=== TASK GOAL ===
Pull out each line of the data that includes the word "content".

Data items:

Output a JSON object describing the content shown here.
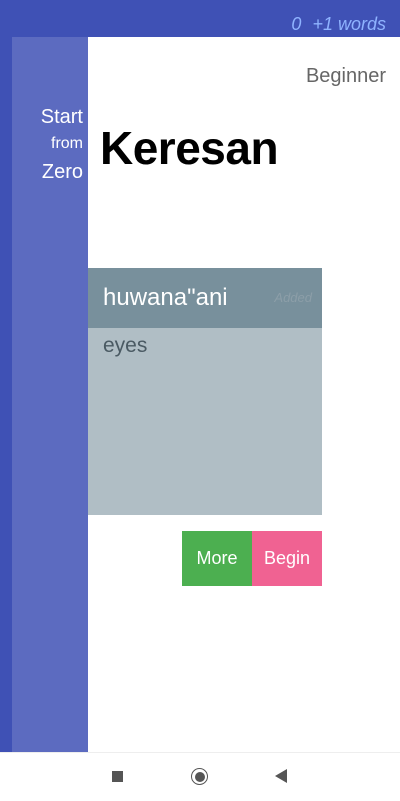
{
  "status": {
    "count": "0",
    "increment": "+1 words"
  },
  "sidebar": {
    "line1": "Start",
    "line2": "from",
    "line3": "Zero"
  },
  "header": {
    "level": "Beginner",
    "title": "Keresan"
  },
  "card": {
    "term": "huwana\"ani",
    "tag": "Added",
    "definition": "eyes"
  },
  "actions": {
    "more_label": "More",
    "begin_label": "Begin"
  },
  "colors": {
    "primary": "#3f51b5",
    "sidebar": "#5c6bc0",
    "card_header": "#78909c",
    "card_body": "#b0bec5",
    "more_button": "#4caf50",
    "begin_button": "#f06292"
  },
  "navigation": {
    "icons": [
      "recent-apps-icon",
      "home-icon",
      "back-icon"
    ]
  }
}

---

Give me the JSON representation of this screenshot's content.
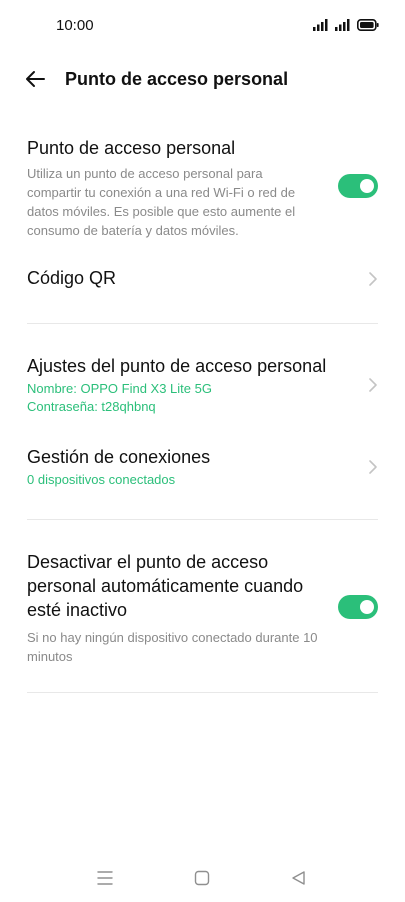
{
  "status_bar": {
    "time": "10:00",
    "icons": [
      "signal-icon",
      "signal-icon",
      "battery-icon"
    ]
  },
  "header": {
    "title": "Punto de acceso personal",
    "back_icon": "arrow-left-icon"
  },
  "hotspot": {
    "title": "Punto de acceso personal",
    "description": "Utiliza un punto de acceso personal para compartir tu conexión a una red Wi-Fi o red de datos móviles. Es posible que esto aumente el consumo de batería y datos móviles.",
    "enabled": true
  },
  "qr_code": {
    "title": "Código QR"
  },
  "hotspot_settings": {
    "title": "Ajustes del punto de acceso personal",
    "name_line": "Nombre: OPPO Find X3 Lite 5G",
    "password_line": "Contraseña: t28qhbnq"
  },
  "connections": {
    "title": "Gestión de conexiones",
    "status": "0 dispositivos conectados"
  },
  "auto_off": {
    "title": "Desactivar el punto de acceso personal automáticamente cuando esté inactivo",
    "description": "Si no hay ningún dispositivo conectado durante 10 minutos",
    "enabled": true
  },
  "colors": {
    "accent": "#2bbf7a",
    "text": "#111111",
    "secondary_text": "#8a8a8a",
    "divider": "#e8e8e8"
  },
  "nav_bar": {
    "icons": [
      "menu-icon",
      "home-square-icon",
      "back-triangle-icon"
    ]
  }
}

---

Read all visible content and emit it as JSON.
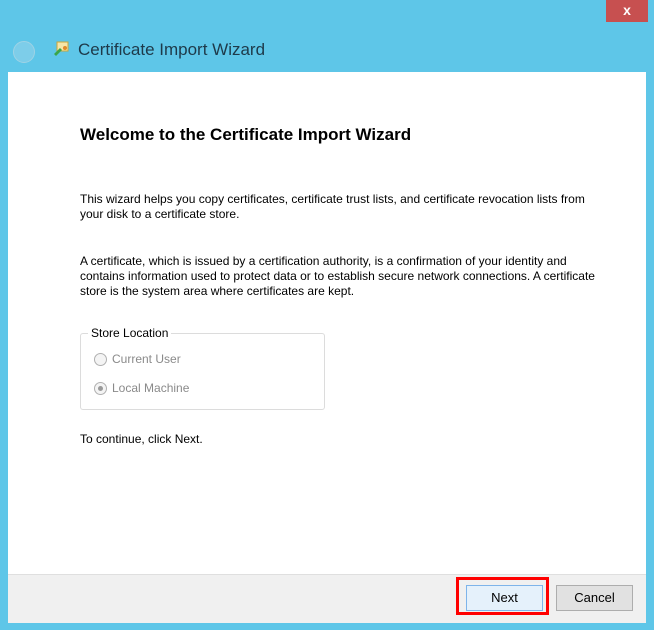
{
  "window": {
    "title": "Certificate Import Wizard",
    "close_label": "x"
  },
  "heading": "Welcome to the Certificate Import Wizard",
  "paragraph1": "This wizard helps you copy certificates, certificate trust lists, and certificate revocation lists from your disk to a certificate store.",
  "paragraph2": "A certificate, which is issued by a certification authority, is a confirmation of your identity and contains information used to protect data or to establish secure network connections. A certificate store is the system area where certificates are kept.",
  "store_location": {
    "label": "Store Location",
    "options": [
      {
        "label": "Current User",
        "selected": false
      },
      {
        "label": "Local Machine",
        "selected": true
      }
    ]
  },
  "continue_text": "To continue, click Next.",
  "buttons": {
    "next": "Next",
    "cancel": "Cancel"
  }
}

=== RESPONSE FOR THIS EXERCISE ===
Output a JSON object describing the content shown here.
Give me the JSON representation of this screenshot's content.
Read all visible content and emit it as JSON.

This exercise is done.